▶ WORK TO DO
Give back the full listing, character for character, with no pictures.
::::
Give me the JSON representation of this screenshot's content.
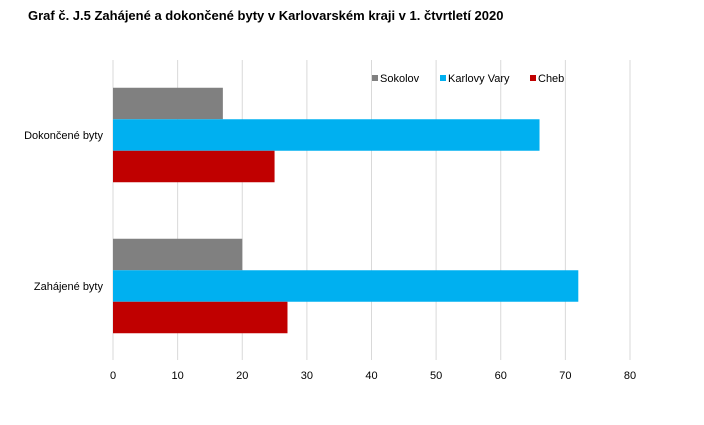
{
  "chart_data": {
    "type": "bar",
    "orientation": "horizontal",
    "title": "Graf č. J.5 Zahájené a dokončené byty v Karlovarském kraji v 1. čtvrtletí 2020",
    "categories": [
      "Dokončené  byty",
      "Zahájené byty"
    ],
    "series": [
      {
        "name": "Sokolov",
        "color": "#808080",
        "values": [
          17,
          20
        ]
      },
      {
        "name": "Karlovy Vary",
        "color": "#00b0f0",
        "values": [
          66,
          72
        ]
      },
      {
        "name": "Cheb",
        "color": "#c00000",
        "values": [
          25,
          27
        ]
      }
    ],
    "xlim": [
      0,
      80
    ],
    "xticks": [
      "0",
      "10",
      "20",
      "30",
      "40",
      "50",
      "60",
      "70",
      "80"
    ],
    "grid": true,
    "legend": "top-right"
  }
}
::::
▶ TASK RESULT
Give me the JSON representation of this screenshot's content.
{
  "chart_data": {
    "type": "bar",
    "orientation": "horizontal",
    "title": "Graf č. J.5 Zahájené a dokončené byty v Karlovarském kraji v 1. čtvrtletí 2020",
    "categories": [
      "Dokončené  byty",
      "Zahájené byty"
    ],
    "series": [
      {
        "name": "Sokolov",
        "color": "#808080",
        "values": [
          17,
          20
        ]
      },
      {
        "name": "Karlovy Vary",
        "color": "#00b0f0",
        "values": [
          66,
          72
        ]
      },
      {
        "name": "Cheb",
        "color": "#c00000",
        "values": [
          25,
          27
        ]
      }
    ],
    "xlim": [
      0,
      80
    ],
    "xticks": [
      "0",
      "10",
      "20",
      "30",
      "40",
      "50",
      "60",
      "70",
      "80"
    ],
    "grid": true,
    "legend": "top-right"
  }
}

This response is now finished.